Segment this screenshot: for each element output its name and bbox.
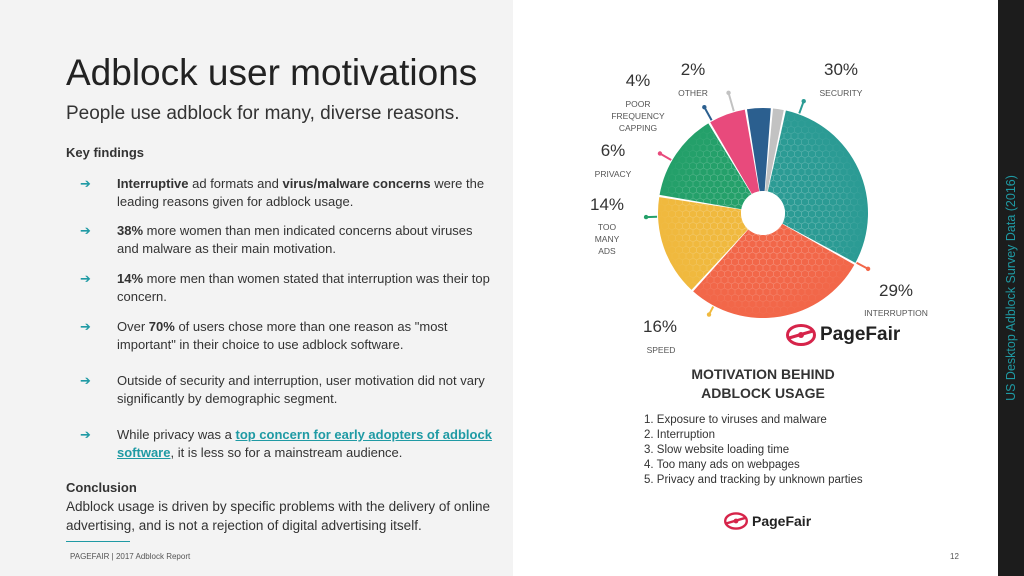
slice-texture <box>693 223 855 318</box>
pagefair-logo-icon <box>786 324 816 346</box>
donut-hole <box>741 191 785 235</box>
finding-run: Outside of security and interruption, us… <box>117 373 485 406</box>
pie-slice <box>710 109 760 194</box>
slice-value-label: 6% <box>601 141 626 160</box>
slice-texture <box>659 123 752 210</box>
finding-text: 38% more women than men indicated concer… <box>117 222 497 258</box>
slice-value-label: 16% <box>643 317 677 336</box>
finding-text: Outside of security and interruption, us… <box>117 372 497 408</box>
slice-category-label: TOO <box>598 222 617 232</box>
finding-emphasis: 70% <box>148 319 175 334</box>
slice-category-label: CAPPING <box>619 123 657 133</box>
slice-texture <box>767 110 869 263</box>
side-bar <box>998 0 1024 576</box>
slice-category-label: FREQUENCY <box>611 111 665 121</box>
slice-tick-dot <box>801 98 806 104</box>
arrow-right-icon: ➔ <box>80 427 91 442</box>
slice-category-label: OTHER <box>678 88 708 98</box>
slice-category-label: PRIVACY <box>595 169 632 179</box>
slice-value-label: 29% <box>879 281 913 300</box>
finding-text: While privacy was a top concern for earl… <box>117 426 497 462</box>
pagefair-brand-name: PageFair <box>820 324 901 345</box>
slice-value-label: 30% <box>824 60 858 79</box>
slice-tick-dot <box>706 312 712 317</box>
slice-category-label: SECURITY <box>820 88 863 98</box>
finding-run: more men than women stated that interrup… <box>117 271 490 304</box>
pie-slice <box>765 108 784 192</box>
finding-emphasis: 14% <box>117 271 144 286</box>
slice-category-label: ADS <box>598 246 616 256</box>
conclusion-heading: Conclusion <box>66 480 137 495</box>
slice-tick <box>727 92 735 112</box>
finding-emphasis: 38% <box>117 223 144 238</box>
slice-category-label: MANY <box>595 234 620 244</box>
legend-item: 4. Too many ads on webpages <box>644 459 800 471</box>
arrow-right-icon: ➔ <box>80 373 91 388</box>
finding-run: were the leading reasons given for adblo… <box>117 176 485 209</box>
slide-title: Adblock user motivations <box>66 52 478 93</box>
legend-item: 2. Interruption <box>644 429 715 441</box>
finding-run: more women than men indicated concerns a… <box>117 223 473 256</box>
finding-emphasis: virus/malware concerns <box>282 176 431 191</box>
finding-run: Over <box>117 319 149 334</box>
pie-slice <box>746 107 771 192</box>
finding-text: Interruptive ad formats and virus/malwar… <box>117 175 497 211</box>
arrow-right-icon: ➔ <box>80 223 91 238</box>
legend-item: 5. Privacy and tracking by unknown parti… <box>644 474 863 486</box>
finding-run: , it is less so for a mainstream audienc… <box>170 445 403 460</box>
footer-source: PAGEFAIR | 2017 Adblock Report <box>70 552 191 561</box>
key-findings-heading: Key findings <box>66 145 145 160</box>
conclusion-text: Adblock usage is driven by specific prob… <box>66 499 490 533</box>
slice-tick-dot <box>657 151 663 156</box>
slice-tick-dot <box>726 90 731 96</box>
left-panel <box>0 0 513 576</box>
slice-category-label: SPEED <box>647 345 676 355</box>
finding-link[interactable]: top concern for early adopters of adbloc… <box>117 427 492 460</box>
slice-value-label: 14% <box>590 195 624 214</box>
pagefair-logo: PageFair <box>786 324 900 346</box>
finding-run: While privacy was a <box>117 427 236 442</box>
page-number: 12 <box>950 552 959 561</box>
finding-text: Over 70% of users chose more than one re… <box>117 318 497 354</box>
slice-category-label: INTERRUPTION <box>864 308 928 318</box>
slice-value-label: 2% <box>681 60 706 79</box>
pagefair-logo-footer: PageFair <box>724 512 811 530</box>
finding-text: 14% more men than women stated that inte… <box>117 270 497 306</box>
slice-tick-dot <box>643 214 649 220</box>
pagefair-brand-name: PageFair <box>752 513 812 529</box>
arrow-right-icon: ➔ <box>80 319 91 334</box>
slice-category-label: POOR <box>625 99 650 109</box>
slice-texture <box>658 197 749 290</box>
slice-tick <box>703 106 713 121</box>
finding-run: ad formats and <box>188 176 283 191</box>
chart-title: MOTIVATION BEHIND ADBLOCK USAGE <box>691 366 835 401</box>
chart-legend: 1. Exposure to viruses and malware 2. In… <box>644 413 863 488</box>
slice-tick-dot <box>702 104 707 110</box>
pagefair-logo-icon <box>724 512 748 530</box>
finding-emphasis: Interruptive <box>117 176 189 191</box>
slice-tick-dot <box>865 266 871 272</box>
legend-item: 1. Exposure to viruses and malware <box>644 414 827 426</box>
slide-subtitle: People use adblock for many, diverse rea… <box>66 103 460 124</box>
finding-run: of users chose more than one reason as "… <box>117 319 448 352</box>
arrow-right-icon: ➔ <box>80 176 91 191</box>
footer-divider <box>66 541 130 542</box>
slice-value-label: 4% <box>626 71 651 90</box>
legend-item: 3. Slow website loading time <box>644 444 790 456</box>
arrow-right-icon: ➔ <box>80 271 91 286</box>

☆ ☆ ☆ ☆ ☆ ☆ ☆

## DESCRIPTION OF THE TASK
Copy each line of the records above that carries the word "footer".

## ANSWER SECTION
footer-source: PAGEFAIR | 2017 Adblock Report <box>70 552 191 561</box>
pagefair-logo-footer: PageFair <box>724 512 811 530</box>
footer-divider <box>66 541 130 542</box>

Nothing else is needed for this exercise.